start RECORDS FOR THIS TASK

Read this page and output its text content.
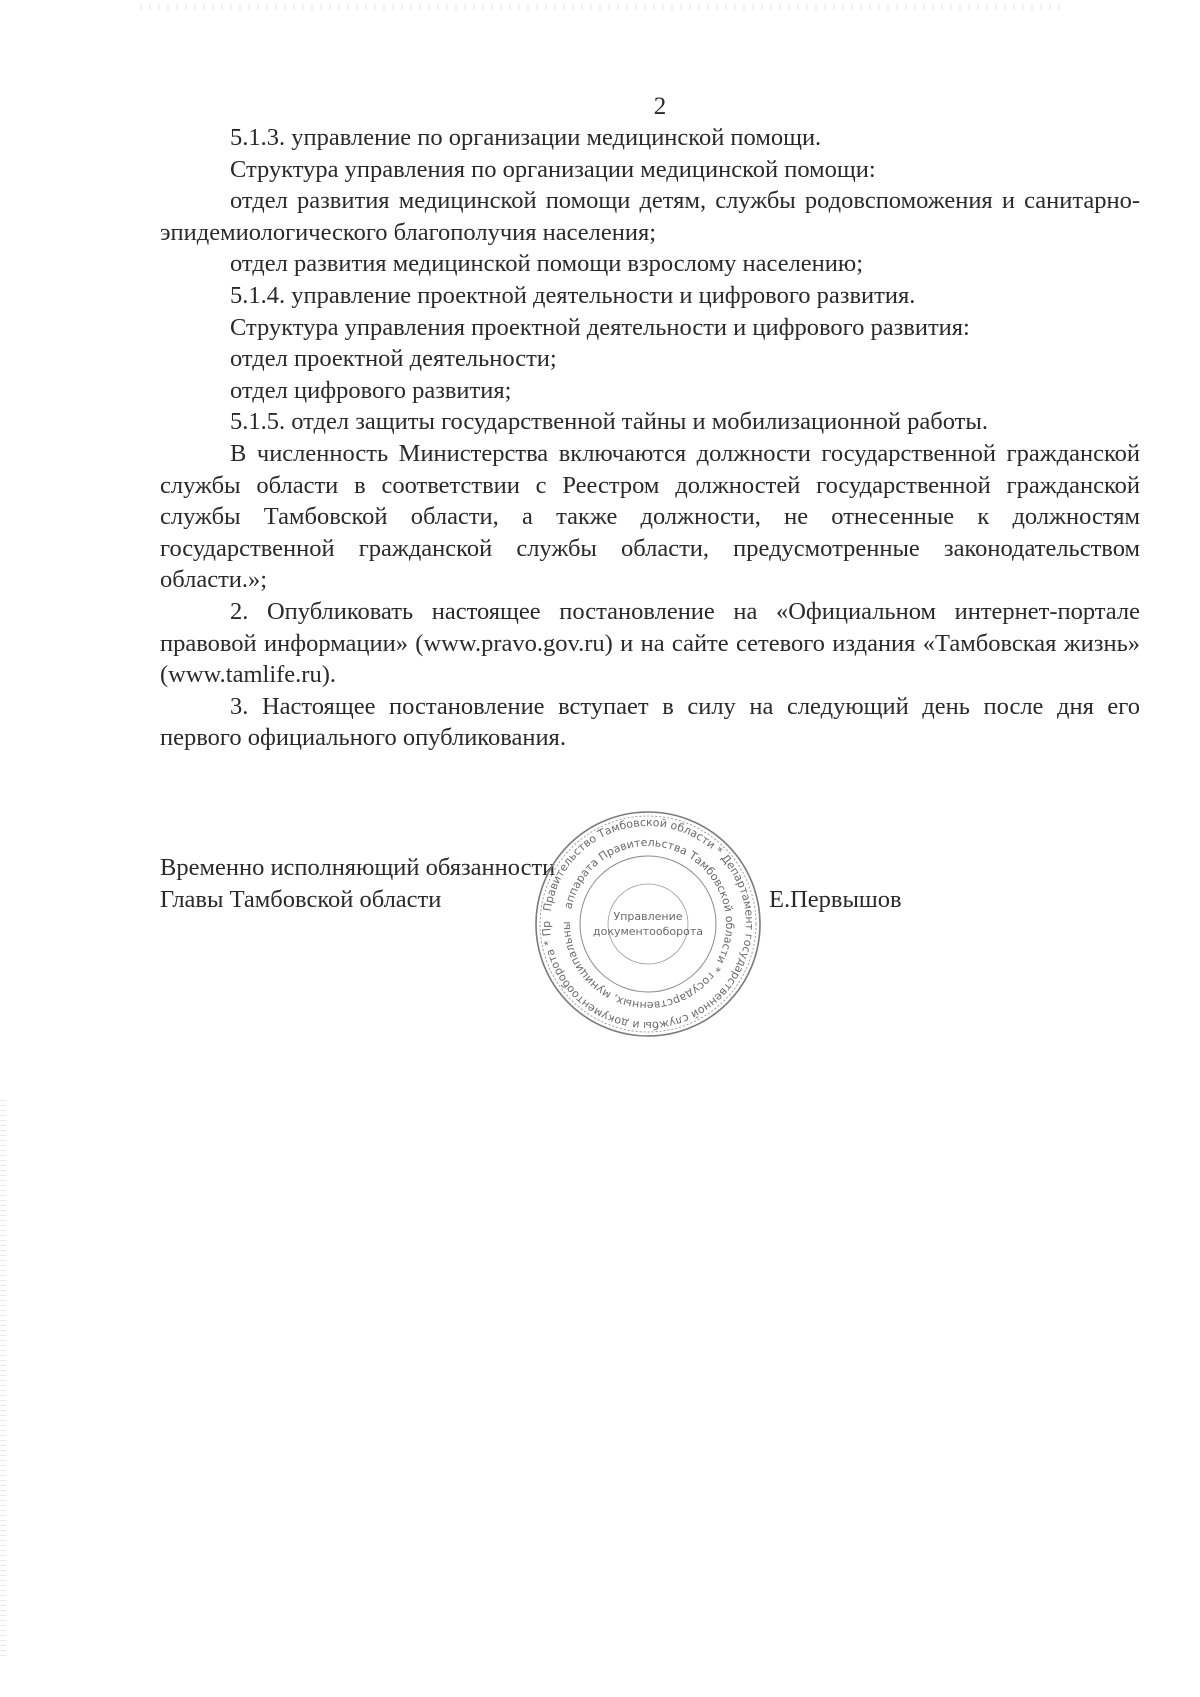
2

5.1.3. управление по организации медицинской помощи.

Структура управления по организации медицинской помощи:

отдел развития медицинской помощи детям, службы родовспоможения и санитарно-эпидемиологического благополучия населения;

отдел развития медицинской помощи взрослому населению;

5.1.4. управление проектной деятельности и цифрового развития.

Структура управления проектной деятельности и цифрового развития:

отдел проектной деятельности;

отдел цифрового развития;

5.1.5. отдел защиты государственной тайны и мобилизационной работы.

В численность Министерства включаются должности государственной гражданской службы области в соответствии с Реестром должностей государственной гражданской службы Тамбовской области, а также должности, не отнесенные к должностям государственной гражданской службы области, предусмотренные законодательством области.»;

2. Опубликовать настоящее постановление на «Официальном интернет-портале правовой информации» (www.pravo.gov.ru) и на сайте сетевого издания «Тамбовская жизнь» (www.tamlife.ru).

3. Настоящее постановление вступает в силу на следующий день после дня его первого официального опубликования.

Временно исполняющий обязанности
Главы Тамбовской области	Е.Первышов
Правительство Тамбовской области * Департамент государственной службы и документооборота * Пр
аппарата Правительства Тамбовской области * государственных, муниципальны
Управление
документооборота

end RECORDS FOR THIS TASK

WHAT TO DO - Go over the entries above and say how many lines hold the string "постановление", with no other text.

THE COMPLETED TASK - 2